**Given problem**
Repeat the lines of the records verbatim, from the line with "125, 712, 146]" up to and including the line with "- label-reservoir-line1: reservoir".

**Annotated element entries**
--

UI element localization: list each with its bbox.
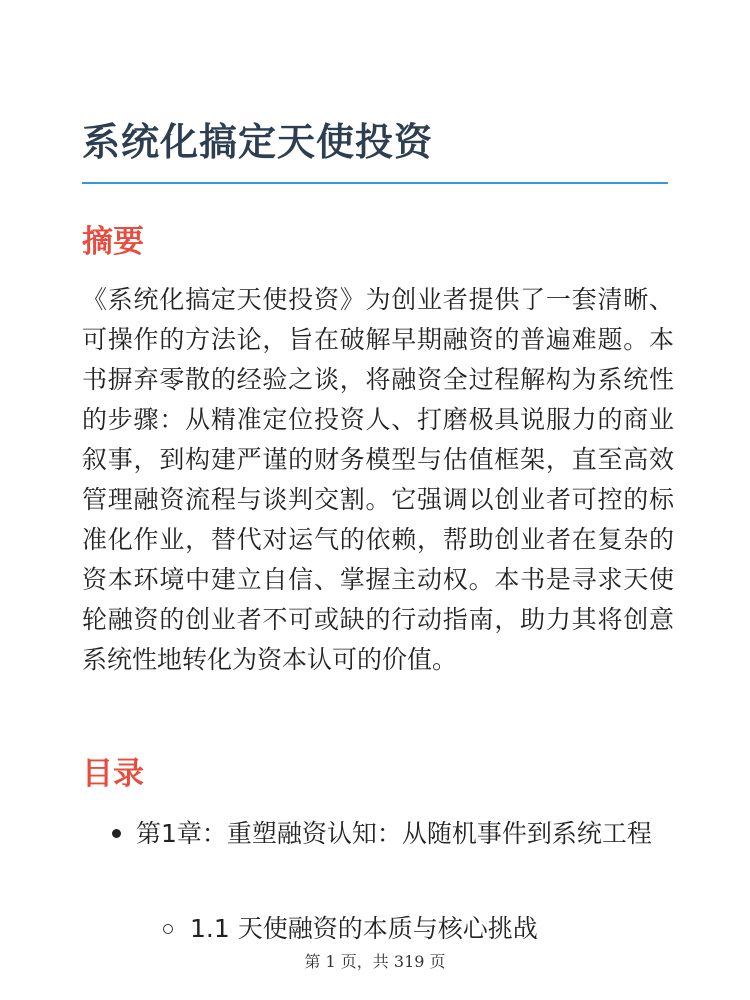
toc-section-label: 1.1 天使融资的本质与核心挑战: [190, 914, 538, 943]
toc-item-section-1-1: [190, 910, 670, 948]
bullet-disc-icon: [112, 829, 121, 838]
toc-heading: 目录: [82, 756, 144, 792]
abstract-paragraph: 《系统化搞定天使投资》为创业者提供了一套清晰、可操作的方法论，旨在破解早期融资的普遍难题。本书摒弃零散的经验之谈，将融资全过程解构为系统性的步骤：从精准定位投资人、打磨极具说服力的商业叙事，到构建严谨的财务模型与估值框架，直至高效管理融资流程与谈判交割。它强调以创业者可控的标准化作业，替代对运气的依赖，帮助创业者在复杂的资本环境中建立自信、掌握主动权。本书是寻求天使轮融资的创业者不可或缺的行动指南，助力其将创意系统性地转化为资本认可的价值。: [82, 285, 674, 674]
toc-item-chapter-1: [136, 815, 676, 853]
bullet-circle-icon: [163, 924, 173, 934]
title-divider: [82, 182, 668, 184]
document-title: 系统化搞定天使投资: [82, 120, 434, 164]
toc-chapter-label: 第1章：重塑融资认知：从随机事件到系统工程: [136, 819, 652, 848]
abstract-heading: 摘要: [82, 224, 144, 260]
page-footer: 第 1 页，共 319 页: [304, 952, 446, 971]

--

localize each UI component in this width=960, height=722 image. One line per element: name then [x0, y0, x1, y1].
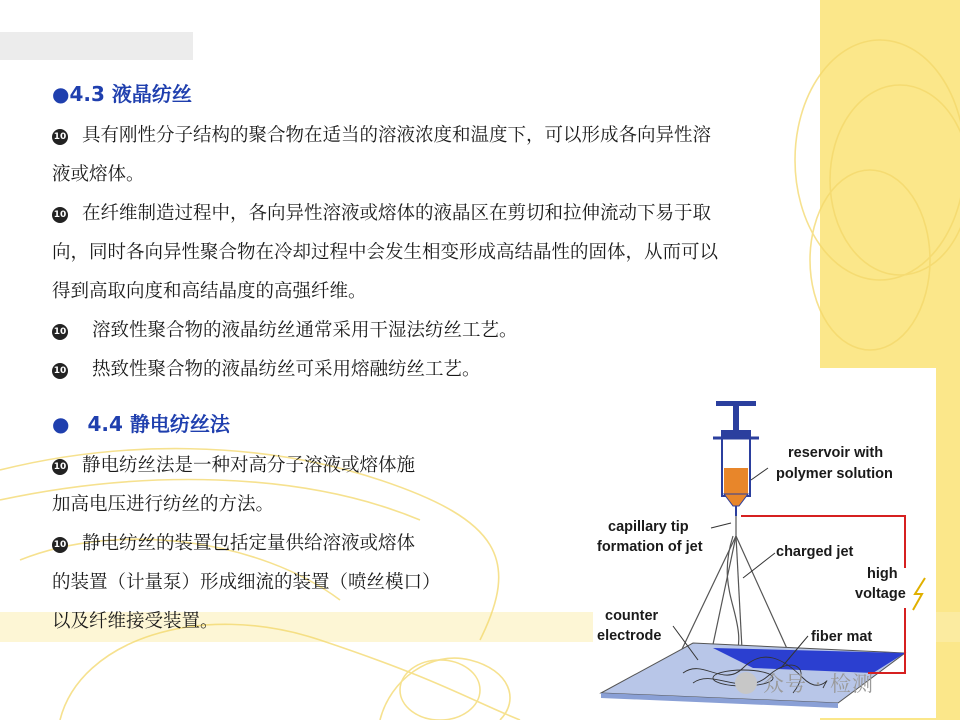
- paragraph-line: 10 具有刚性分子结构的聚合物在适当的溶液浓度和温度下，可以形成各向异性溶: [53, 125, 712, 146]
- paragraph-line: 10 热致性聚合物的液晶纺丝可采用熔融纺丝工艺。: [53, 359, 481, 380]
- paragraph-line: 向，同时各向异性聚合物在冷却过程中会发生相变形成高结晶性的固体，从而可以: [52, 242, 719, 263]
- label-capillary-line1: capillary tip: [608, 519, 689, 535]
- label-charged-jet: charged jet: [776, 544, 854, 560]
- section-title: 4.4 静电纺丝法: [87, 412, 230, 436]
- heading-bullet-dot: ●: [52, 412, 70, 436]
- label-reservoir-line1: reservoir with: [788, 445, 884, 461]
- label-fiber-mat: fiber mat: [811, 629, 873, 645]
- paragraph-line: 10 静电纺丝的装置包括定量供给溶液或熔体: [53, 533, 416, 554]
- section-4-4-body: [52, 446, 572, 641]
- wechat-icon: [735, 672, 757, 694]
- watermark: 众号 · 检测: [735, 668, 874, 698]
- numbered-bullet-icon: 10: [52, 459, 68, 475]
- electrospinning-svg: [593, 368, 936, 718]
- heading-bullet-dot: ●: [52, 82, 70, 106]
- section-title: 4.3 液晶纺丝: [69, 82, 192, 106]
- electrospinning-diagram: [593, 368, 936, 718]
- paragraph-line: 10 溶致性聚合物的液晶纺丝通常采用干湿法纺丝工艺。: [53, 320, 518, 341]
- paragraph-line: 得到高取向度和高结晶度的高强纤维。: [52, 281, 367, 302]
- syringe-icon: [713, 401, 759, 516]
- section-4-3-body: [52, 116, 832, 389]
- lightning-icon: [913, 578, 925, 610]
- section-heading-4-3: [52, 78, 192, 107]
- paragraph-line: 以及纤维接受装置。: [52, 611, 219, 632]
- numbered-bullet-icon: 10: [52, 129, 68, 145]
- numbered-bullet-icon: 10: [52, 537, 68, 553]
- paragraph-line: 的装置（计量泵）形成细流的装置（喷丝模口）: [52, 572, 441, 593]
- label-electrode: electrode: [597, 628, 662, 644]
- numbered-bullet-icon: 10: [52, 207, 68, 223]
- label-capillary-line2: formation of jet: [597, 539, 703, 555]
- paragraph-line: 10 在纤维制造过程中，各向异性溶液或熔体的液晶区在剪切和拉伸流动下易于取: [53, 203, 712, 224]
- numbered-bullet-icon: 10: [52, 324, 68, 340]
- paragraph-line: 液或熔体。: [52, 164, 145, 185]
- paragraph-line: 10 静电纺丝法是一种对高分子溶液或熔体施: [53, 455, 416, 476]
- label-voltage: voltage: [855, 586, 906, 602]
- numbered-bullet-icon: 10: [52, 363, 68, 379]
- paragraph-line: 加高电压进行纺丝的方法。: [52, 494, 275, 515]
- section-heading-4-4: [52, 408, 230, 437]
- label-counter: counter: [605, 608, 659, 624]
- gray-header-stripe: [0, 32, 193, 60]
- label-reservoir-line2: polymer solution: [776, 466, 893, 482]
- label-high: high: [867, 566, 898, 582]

--

**Answer to this exercise**
- paragraph-line: 10 具有刚性分子结构的聚合物在适当的溶液浓度和温度下，可以形成各向异性溶: [53, 125, 712, 146]
- paragraph-line: 10 热致性聚合物的液晶纺丝可采用熔融纺丝工艺。: [53, 359, 481, 380]
- paragraph-line: 向，同时各向异性聚合物在冷却过程中会发生相变形成高结晶性的固体，从而可以: [52, 242, 719, 263]
- label-capillary-line1: capillary tip: [608, 519, 689, 535]
- label-charged-jet: charged jet: [776, 544, 854, 560]
- section-title: 4.4 静电纺丝法: [87, 412, 230, 436]
- heading-bullet-dot: ●: [52, 412, 70, 436]
- label-reservoir-line1: reservoir with: [788, 445, 884, 461]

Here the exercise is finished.